Filter this data down to the lines that hold "JSON", and copy them.

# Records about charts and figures

START

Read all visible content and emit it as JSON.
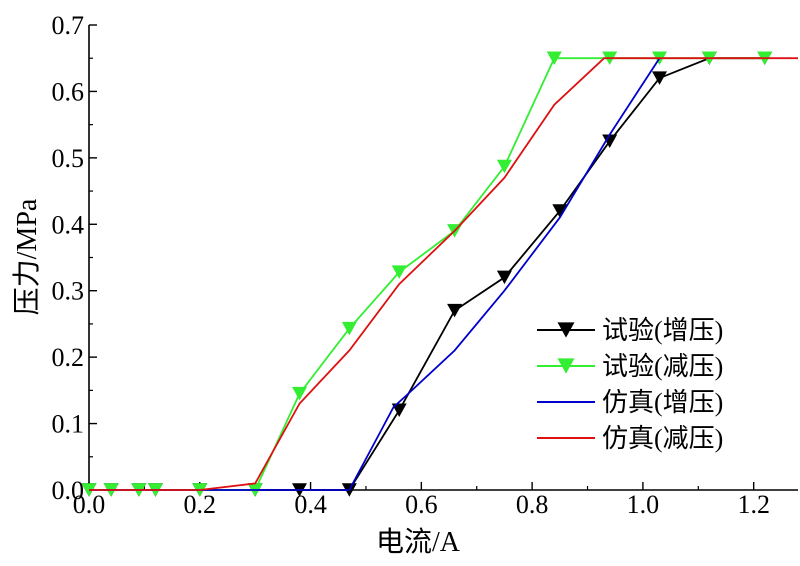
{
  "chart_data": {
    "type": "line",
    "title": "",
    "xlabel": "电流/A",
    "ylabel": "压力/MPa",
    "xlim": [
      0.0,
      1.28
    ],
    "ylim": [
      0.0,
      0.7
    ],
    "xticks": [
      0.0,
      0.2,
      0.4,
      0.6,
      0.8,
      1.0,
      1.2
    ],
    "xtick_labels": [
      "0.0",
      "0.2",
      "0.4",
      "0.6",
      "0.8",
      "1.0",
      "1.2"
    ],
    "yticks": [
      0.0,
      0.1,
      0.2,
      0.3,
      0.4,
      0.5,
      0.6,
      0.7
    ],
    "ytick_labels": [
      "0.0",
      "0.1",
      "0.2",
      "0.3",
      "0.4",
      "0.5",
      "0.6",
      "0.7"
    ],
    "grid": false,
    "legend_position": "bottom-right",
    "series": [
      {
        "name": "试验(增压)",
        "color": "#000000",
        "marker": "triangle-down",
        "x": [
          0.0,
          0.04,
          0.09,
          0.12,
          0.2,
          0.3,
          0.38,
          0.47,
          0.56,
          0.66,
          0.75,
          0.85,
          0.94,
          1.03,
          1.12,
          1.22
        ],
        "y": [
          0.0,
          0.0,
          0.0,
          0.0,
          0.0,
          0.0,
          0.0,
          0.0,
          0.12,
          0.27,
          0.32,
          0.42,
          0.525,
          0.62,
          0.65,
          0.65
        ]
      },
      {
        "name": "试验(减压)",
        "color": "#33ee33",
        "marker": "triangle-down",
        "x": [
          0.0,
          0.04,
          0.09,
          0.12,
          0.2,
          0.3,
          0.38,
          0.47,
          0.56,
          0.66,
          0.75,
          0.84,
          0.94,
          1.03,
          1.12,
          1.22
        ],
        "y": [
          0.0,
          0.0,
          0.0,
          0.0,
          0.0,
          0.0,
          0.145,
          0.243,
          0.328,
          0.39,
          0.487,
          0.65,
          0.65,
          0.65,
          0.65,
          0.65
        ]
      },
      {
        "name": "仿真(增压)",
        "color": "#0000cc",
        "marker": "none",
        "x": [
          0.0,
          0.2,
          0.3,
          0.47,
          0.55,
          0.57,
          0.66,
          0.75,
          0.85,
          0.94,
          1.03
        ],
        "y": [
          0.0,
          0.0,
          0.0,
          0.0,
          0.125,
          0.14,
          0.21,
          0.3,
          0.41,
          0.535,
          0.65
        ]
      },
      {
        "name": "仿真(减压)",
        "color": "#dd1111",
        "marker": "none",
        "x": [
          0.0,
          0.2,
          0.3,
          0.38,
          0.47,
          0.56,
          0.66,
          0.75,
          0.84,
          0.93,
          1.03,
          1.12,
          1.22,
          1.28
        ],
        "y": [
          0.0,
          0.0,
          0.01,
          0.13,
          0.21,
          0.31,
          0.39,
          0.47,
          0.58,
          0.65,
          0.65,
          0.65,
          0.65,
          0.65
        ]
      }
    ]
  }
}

END
START

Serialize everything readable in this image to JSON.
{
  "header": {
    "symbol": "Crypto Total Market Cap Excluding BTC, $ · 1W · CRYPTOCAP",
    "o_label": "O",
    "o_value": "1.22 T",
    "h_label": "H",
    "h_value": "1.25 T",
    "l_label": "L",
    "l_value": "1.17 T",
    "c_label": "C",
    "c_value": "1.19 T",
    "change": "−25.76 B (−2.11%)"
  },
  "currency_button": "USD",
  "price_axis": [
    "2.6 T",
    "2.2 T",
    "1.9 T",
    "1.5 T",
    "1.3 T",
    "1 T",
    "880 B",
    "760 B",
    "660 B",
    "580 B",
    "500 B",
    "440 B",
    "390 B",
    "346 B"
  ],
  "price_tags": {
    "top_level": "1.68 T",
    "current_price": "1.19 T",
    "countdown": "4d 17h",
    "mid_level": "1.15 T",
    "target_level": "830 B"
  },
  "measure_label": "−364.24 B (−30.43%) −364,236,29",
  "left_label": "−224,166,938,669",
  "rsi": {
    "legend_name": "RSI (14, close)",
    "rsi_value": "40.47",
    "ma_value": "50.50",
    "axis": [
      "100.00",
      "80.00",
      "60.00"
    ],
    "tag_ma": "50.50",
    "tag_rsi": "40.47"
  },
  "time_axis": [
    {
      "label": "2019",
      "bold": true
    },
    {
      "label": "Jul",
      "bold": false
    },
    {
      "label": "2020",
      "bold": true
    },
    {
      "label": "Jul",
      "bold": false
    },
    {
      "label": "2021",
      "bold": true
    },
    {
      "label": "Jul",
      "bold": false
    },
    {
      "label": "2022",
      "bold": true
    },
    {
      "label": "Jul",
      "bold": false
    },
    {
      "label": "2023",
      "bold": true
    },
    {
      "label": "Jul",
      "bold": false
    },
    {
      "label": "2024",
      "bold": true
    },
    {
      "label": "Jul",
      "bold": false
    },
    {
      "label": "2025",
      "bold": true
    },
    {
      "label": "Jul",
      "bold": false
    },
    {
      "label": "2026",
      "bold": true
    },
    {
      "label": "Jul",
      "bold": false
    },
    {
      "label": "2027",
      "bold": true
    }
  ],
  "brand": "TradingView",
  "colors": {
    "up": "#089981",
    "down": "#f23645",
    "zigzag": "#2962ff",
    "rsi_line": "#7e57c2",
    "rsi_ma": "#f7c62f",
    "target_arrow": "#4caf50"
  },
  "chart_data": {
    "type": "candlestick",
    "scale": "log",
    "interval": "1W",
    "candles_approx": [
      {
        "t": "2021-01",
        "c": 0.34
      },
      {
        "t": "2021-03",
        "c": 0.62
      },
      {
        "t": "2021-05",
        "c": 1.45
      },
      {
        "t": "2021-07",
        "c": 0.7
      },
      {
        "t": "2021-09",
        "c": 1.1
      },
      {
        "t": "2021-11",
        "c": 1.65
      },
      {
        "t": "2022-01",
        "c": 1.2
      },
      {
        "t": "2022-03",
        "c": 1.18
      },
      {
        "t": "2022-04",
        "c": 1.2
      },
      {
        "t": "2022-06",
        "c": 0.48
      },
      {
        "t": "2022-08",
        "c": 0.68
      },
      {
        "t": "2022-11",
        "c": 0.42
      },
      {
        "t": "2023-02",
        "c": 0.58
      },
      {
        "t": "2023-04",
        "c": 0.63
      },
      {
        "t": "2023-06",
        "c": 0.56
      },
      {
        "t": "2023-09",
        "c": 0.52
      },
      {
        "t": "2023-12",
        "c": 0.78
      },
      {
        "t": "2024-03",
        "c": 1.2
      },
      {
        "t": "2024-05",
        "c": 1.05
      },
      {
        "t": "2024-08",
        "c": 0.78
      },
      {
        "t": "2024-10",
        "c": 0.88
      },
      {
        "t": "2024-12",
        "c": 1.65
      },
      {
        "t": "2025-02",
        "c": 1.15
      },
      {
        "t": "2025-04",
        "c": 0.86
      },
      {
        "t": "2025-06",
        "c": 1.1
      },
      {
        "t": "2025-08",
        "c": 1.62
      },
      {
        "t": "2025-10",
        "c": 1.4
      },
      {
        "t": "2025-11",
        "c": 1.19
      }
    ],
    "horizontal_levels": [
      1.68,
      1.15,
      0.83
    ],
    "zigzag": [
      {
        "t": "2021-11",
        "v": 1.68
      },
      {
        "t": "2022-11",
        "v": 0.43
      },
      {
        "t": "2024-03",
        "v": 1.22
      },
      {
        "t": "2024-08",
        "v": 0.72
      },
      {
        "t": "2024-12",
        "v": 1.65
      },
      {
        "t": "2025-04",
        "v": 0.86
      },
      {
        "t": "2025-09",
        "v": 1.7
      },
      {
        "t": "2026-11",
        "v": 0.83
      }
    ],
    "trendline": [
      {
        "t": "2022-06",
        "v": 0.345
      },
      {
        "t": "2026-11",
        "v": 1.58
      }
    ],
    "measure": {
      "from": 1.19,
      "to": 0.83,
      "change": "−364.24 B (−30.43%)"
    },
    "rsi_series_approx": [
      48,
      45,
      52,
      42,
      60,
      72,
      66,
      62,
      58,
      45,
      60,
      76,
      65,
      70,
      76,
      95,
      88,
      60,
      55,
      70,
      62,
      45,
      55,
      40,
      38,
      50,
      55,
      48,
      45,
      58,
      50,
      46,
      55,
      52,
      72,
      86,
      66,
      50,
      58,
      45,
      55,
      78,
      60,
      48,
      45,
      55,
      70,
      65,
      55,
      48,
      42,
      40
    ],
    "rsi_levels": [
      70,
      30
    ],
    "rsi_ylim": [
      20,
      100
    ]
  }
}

END

# OUTPUT BELOW
Read all visible content and emit it as JSON.
Serialize everything readable in this image to JSON.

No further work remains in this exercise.